## Request
All lines featuring the string "отдельных" are to be listed.
------
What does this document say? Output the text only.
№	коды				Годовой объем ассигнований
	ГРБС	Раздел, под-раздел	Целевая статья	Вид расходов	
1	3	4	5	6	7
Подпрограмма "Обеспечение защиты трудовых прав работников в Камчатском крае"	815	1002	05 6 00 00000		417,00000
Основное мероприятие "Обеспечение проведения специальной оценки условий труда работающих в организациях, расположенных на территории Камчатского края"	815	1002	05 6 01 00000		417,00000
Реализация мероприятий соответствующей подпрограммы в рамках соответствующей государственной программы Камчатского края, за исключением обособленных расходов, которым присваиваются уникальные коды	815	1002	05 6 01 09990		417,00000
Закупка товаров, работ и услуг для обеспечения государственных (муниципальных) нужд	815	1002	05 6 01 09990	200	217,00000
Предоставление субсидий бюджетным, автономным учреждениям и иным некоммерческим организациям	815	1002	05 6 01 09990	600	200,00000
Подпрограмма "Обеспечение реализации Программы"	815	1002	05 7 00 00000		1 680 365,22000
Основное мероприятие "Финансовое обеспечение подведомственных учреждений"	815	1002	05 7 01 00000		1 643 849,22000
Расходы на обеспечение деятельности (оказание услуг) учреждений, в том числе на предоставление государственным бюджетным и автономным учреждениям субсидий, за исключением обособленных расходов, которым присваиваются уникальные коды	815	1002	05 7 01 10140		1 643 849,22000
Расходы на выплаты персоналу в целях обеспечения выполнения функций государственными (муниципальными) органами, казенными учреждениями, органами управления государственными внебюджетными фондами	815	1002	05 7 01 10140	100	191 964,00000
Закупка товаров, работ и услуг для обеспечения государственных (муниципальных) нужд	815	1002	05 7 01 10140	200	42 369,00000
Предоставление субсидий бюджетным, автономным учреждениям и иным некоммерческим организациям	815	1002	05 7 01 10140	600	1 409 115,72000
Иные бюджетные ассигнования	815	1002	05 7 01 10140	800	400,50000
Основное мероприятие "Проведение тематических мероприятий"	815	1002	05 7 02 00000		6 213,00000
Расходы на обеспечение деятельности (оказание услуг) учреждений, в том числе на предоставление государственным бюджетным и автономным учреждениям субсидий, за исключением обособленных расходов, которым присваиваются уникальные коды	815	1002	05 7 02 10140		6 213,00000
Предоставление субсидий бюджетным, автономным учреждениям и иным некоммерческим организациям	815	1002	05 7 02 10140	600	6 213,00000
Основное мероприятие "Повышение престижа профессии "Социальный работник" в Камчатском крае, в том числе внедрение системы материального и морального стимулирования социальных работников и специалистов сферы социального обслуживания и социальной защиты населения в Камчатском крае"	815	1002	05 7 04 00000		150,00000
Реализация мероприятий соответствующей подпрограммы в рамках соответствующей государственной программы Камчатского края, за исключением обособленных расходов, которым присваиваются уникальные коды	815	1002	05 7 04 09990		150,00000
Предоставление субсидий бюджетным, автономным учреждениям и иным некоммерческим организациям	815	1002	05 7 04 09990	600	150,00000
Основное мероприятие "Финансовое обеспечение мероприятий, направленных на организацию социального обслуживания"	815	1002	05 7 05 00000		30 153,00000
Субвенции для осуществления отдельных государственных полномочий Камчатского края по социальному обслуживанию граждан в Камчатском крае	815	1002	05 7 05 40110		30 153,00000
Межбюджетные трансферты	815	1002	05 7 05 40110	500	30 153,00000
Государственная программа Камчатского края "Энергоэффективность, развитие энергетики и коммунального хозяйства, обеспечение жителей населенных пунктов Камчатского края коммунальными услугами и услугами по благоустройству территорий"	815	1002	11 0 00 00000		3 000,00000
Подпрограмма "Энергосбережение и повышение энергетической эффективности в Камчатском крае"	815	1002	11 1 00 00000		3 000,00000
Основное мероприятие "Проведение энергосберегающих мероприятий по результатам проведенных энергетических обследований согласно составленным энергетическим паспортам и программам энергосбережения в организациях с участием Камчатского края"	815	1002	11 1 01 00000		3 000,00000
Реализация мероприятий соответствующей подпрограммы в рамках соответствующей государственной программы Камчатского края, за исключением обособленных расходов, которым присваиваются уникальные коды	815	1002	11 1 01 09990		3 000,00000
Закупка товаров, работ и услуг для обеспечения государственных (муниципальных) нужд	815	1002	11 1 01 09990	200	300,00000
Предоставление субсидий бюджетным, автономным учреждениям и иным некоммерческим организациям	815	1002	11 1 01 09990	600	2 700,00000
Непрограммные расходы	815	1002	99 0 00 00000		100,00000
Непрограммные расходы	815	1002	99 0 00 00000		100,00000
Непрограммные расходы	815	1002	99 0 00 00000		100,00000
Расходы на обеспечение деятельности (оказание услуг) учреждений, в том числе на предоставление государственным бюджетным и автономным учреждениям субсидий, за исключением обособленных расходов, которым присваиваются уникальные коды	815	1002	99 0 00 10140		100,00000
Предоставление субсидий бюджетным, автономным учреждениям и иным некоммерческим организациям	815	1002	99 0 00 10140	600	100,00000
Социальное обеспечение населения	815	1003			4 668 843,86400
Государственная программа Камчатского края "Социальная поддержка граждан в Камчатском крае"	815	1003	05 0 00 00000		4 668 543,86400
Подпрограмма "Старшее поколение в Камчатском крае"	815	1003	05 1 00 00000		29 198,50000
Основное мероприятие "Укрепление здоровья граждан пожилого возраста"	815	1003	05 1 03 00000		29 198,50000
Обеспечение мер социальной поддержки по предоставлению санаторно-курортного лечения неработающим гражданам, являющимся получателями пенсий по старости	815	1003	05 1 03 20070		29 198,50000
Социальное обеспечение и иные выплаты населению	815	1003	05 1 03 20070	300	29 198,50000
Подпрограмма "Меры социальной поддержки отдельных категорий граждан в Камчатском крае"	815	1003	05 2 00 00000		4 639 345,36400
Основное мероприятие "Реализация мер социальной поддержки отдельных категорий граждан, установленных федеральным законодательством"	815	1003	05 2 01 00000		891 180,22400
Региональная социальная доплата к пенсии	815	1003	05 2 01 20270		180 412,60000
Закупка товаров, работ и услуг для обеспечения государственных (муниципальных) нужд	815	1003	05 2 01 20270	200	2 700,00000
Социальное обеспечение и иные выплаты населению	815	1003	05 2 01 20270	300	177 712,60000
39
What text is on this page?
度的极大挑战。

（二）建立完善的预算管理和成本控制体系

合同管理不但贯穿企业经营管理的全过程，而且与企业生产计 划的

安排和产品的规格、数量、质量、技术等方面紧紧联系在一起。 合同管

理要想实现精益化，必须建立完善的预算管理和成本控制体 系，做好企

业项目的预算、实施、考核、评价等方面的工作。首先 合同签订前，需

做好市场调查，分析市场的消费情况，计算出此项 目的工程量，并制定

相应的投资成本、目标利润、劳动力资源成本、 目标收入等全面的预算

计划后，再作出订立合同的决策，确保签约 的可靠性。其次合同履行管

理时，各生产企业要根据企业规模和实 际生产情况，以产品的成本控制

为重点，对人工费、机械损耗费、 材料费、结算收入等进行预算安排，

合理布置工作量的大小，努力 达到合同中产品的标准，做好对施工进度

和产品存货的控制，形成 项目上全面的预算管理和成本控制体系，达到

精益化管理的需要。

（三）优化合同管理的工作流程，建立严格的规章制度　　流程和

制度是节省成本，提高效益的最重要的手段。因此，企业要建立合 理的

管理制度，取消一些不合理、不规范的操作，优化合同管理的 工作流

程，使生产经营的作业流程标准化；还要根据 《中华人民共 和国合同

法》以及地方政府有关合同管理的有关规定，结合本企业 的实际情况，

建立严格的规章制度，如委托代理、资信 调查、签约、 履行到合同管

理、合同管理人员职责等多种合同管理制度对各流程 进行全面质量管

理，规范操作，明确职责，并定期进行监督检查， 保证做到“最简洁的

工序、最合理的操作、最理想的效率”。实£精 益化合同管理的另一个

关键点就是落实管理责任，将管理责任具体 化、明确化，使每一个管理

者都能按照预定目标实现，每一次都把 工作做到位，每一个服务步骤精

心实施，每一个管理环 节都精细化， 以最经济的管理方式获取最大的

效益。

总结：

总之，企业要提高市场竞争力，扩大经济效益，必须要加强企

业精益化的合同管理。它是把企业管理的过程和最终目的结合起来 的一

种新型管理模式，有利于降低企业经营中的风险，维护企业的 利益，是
------
## Exercise solution
Субвенции для осуществления отдельных государственных полномочий Камчатского края по социальному обслуживанию граждан в Камчатском крае	815	1002	05 7 05 40110		30 153,00000
Подпрограмма "Меры социальной поддержки отдельных категорий граждан в Камчатском крае"	815	1003	05 2 00 00000		4 639 345,36400
Основное мероприятие "Реализация мер социальной поддержки отдельных категорий граждан, установленных федеральным законодательством"	815	1003	05 2 01 00000		891 180,22400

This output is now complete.